= Objective =
Output the full material exactly as it appears here.

[Saved data entries]
====

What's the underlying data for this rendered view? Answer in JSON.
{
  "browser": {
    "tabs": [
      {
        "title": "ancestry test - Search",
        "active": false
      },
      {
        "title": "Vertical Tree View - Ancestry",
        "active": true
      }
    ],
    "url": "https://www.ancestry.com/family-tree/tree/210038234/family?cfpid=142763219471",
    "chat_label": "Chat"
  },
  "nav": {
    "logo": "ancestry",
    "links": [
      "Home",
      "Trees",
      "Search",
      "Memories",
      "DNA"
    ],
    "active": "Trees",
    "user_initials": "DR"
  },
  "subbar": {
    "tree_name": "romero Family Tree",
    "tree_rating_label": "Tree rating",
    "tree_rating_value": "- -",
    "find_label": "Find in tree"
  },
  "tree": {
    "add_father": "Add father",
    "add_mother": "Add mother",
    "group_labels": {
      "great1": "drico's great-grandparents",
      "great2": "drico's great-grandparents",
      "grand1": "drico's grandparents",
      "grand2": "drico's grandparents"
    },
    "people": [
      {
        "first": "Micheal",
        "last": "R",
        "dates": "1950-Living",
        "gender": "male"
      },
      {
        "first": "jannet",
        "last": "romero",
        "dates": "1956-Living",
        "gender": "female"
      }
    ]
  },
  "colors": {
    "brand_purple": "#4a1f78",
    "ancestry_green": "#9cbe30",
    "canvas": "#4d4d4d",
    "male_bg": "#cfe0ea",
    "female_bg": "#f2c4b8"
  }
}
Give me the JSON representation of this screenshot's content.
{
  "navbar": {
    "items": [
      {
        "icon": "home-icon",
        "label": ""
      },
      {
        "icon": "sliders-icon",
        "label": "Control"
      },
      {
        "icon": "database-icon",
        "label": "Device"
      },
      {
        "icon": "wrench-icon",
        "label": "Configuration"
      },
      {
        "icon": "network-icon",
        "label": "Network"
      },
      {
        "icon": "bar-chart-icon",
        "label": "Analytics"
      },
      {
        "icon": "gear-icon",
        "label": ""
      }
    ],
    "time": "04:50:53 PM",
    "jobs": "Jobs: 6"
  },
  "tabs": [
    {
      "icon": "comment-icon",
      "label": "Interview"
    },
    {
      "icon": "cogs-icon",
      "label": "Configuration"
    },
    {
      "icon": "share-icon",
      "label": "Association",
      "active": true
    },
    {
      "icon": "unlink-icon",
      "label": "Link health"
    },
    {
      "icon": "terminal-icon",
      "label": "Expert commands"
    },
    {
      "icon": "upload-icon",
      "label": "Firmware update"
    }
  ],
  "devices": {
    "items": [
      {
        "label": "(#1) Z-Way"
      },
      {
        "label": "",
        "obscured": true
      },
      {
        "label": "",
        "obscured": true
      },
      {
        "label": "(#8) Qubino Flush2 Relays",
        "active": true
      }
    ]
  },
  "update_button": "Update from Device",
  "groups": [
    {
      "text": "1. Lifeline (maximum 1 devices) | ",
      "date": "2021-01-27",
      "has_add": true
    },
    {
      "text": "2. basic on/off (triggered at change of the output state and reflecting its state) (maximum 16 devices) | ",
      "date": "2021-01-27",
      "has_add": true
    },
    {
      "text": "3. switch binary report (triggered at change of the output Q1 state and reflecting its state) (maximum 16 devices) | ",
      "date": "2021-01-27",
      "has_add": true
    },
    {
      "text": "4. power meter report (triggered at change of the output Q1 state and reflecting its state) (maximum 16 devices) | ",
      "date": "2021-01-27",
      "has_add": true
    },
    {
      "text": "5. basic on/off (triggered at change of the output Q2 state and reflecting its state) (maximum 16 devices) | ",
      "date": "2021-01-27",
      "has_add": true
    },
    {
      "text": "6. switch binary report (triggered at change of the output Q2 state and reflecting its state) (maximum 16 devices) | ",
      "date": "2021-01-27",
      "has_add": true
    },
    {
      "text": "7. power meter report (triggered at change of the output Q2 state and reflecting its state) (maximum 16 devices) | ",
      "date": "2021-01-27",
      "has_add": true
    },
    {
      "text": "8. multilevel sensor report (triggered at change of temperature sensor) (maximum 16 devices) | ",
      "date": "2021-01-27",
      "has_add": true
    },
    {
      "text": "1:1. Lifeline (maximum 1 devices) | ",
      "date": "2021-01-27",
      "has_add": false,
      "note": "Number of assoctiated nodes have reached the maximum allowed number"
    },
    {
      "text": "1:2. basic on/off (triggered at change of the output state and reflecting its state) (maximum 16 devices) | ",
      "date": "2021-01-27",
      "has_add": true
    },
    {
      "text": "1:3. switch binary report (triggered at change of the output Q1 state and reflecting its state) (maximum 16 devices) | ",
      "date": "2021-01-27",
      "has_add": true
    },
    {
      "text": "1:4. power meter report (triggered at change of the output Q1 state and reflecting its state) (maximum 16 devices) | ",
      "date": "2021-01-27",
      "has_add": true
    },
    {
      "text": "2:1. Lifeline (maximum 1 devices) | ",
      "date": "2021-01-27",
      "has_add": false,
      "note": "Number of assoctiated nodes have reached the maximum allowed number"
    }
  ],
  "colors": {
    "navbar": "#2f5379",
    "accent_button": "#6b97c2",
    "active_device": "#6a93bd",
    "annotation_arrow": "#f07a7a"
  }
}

====

= Response for this exercise =
What's the underlying data for this rendered view? Answer in JSON.
{
  "browser": {
    "tabs": [
      {
        "title": "ancestry test - Search",
        "active": false
      },
      {
        "title": "Vertical Tree View - Ancestry",
        "active": true
      }
    ],
    "url": "https://www.ancestry.com/family-tree/tree/210038234/family?cfpid=142763219471",
    "chat_label": "Chat"
  },
  "nav": {
    "logo": "ancestry",
    "links": [
      "Home",
      "Trees",
      "Search",
      "Memories",
      "DNA"
    ],
    "active": "Trees",
    "user_initials": "DR"
  },
  "subbar": {
    "tree_name": "romero Family Tree",
    "tree_rating_label": "Tree rating",
    "tree_rating_value": "- -",
    "find_label": "Find in tree"
  },
  "tree": {
    "add_father": "Add father",
    "add_mother": "Add mother",
    "group_labels": {
      "great1": "drico's great-grandparents",
      "great2": "drico's great-grandparents",
      "grand1": "drico's grandparents",
      "grand2": "drico's grandparents"
    },
    "people": [
      {
        "first": "Micheal",
        "last": "R",
        "dates": "1950-Living",
        "gender": "male"
      },
      {
        "first": "jannet",
        "last": "romero",
        "dates": "1956-Living",
        "gender": "female"
      }
    ]
  },
  "colors": {
    "brand_purple": "#4a1f78",
    "ancestry_green": "#9cbe30",
    "canvas": "#4d4d4d",
    "male_bg": "#cfe0ea",
    "female_bg": "#f2c4b8"
  }
}
Give me the JSON representation of this screenshot's content.
{
  "navbar": {
    "items": [
      {
        "icon": "home-icon",
        "label": ""
      },
      {
        "icon": "sliders-icon",
        "label": "Control"
      },
      {
        "icon": "database-icon",
        "label": "Device"
      },
      {
        "icon": "wrench-icon",
        "label": "Configuration"
      },
      {
        "icon": "network-icon",
        "label": "Network"
      },
      {
        "icon": "bar-chart-icon",
        "label": "Analytics"
      },
      {
        "icon": "gear-icon",
        "label": ""
      }
    ],
    "time": "04:50:53 PM",
    "jobs": "Jobs: 6"
  },
  "tabs": [
    {
      "icon": "comment-icon",
      "label": "Interview"
    },
    {
      "icon": "cogs-icon",
      "label": "Configuration"
    },
    {
      "icon": "share-icon",
      "label": "Association",
      "active": true
    },
    {
      "icon": "unlink-icon",
      "label": "Link health"
    },
    {
      "icon": "terminal-icon",
      "label": "Expert commands"
    },
    {
      "icon": "upload-icon",
      "label": "Firmware update"
    }
  ],
  "devices": {
    "items": [
      {
        "label": "(#1) Z-Way"
      },
      {
        "label": "",
        "obscured": true
      },
      {
        "label": "",
        "obscured": true
      },
      {
        "label": "(#8) Qubino Flush2 Relays",
        "active": true
      }
    ]
  },
  "update_button": "Update from Device",
  "groups": [
    {
      "text": "1. Lifeline (maximum 1 devices) | ",
      "date": "2021-01-27",
      "has_add": true
    },
    {
      "text": "2. basic on/off (triggered at change of the output state and reflecting its state) (maximum 16 devices) | ",
      "date": "2021-01-27",
      "has_add": true
    },
    {
      "text": "3. switch binary report (triggered at change of the output Q1 state and reflecting its state) (maximum 16 devices) | ",
      "date": "2021-01-27",
      "has_add": true
    },
    {
      "text": "4. power meter report (triggered at change of the output Q1 state and reflecting its state) (maximum 16 devices) | ",
      "date": "2021-01-27",
      "has_add": true
    },
    {
      "text": "5. basic on/off (triggered at change of the output Q2 state and reflecting its state) (maximum 16 devices) | ",
      "date": "2021-01-27",
      "has_add": true
    },
    {
      "text": "6. switch binary report (triggered at change of the output Q2 state and reflecting its state) (maximum 16 devices) | ",
      "date": "2021-01-27",
      "has_add": true
    },
    {
      "text": "7. power meter report (triggered at change of the output Q2 state and reflecting its state) (maximum 16 devices) | ",
      "date": "2021-01-27",
      "has_add": true
    },
    {
      "text": "8. multilevel sensor report (triggered at change of temperature sensor) (maximum 16 devices) | ",
      "date": "2021-01-27",
      "has_add": true
    },
    {
      "text": "1:1. Lifeline (maximum 1 devices) | ",
      "date": "2021-01-27",
      "has_add": false,
      "note": "Number of assoctiated nodes have reached the maximum allowed number"
    },
    {
      "text": "1:2. basic on/off (triggered at change of the output state and reflecting its state) (maximum 16 devices) | ",
      "date": "2021-01-27",
      "has_add": true
    },
    {
      "text": "1:3. switch binary report (triggered at change of the output Q1 state and reflecting its state) (maximum 16 devices) | ",
      "date": "2021-01-27",
      "has_add": true
    },
    {
      "text": "1:4. power meter report (triggered at change of the output Q1 state and reflecting its state) (maximum 16 devices) | ",
      "date": "2021-01-27",
      "has_add": true
    },
    {
      "text": "2:1. Lifeline (maximum 1 devices) | ",
      "date": "2021-01-27",
      "has_add": false,
      "note": "Number of assoctiated nodes have reached the maximum allowed number"
    }
  ],
  "colors": {
    "navbar": "#2f5379",
    "accent_button": "#6b97c2",
    "active_device": "#6a93bd",
    "annotation_arrow": "#f07a7a"
  }
}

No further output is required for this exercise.